-- AIM --
Make an exact copy of the lines, leaving the pictures out.

-- MATERIAL FOR THIS TASK --
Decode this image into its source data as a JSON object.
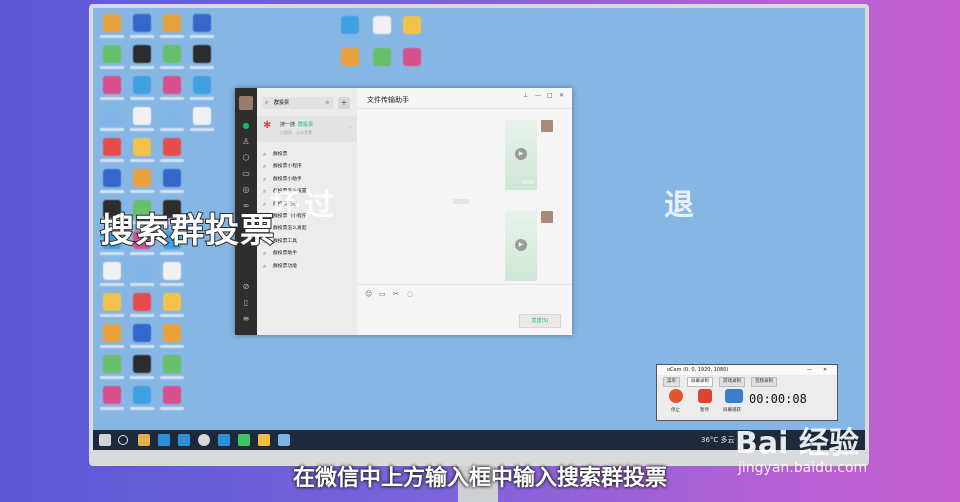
{
  "overlay": {
    "title": "搜索群投票",
    "faint_left": "坏过",
    "faint_right": "退",
    "subtitle": "在微信中上方输入框中输入搜索群投票"
  },
  "wechat": {
    "search_value": "群投票",
    "search_result_top": {
      "prefix": "搜一搜",
      "keyword": "群投票",
      "sub": "小程序、公众号等"
    },
    "results": [
      "群投票",
      "群投票小程序",
      "群投票小助手",
      "群投票怎么设置",
      "群投票在哪",
      "群投票的小程序",
      "群投票怎么发起",
      "群投票工具",
      "群投票助手",
      "群投票功能"
    ],
    "chat_title": "文件传输助手",
    "timestamp": "",
    "send_label": "发送(S)",
    "video_duration": "00:06"
  },
  "ocam": {
    "title": "oCam (0, 0, 1920, 1080)",
    "tabs": [
      "菜单",
      "屏幕录制",
      "游戏录制",
      "音频录制"
    ],
    "buttons": [
      "停止",
      "暂停",
      "屏幕捕获"
    ],
    "timer": "00:00:08"
  },
  "taskbar": {
    "weather": "36°C 多云"
  },
  "watermark": {
    "logo": "Bai 经验",
    "url": "jingyan.baidu.com"
  },
  "colors": {
    "wechat_green": "#07c160",
    "desktop_blue": "#86b6e4",
    "sidebar_dark": "#2e2e2e"
  }
}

-- ANSWER TO THE TASK --
Decode this image into its source data as a JSON object.
{
  "overlay": {
    "title": "搜索群投票",
    "faint_left": "坏过",
    "faint_right": "退",
    "subtitle": "在微信中上方输入框中输入搜索群投票"
  },
  "wechat": {
    "search_value": "群投票",
    "search_result_top": {
      "prefix": "搜一搜",
      "keyword": "群投票",
      "sub": "小程序、公众号等"
    },
    "results": [
      "群投票",
      "群投票小程序",
      "群投票小助手",
      "群投票怎么设置",
      "群投票在哪",
      "群投票的小程序",
      "群投票怎么发起",
      "群投票工具",
      "群投票助手",
      "群投票功能"
    ],
    "chat_title": "文件传输助手",
    "timestamp": "",
    "send_label": "发送(S)",
    "video_duration": "00:06"
  },
  "ocam": {
    "title": "oCam (0, 0, 1920, 1080)",
    "tabs": [
      "菜单",
      "屏幕录制",
      "游戏录制",
      "音频录制"
    ],
    "buttons": [
      "停止",
      "暂停",
      "屏幕捕获"
    ],
    "timer": "00:00:08"
  },
  "taskbar": {
    "weather": "36°C 多云"
  },
  "watermark": {
    "logo": "Bai 经验",
    "url": "jingyan.baidu.com"
  },
  "colors": {
    "wechat_green": "#07c160",
    "desktop_blue": "#86b6e4",
    "sidebar_dark": "#2e2e2e"
  }
}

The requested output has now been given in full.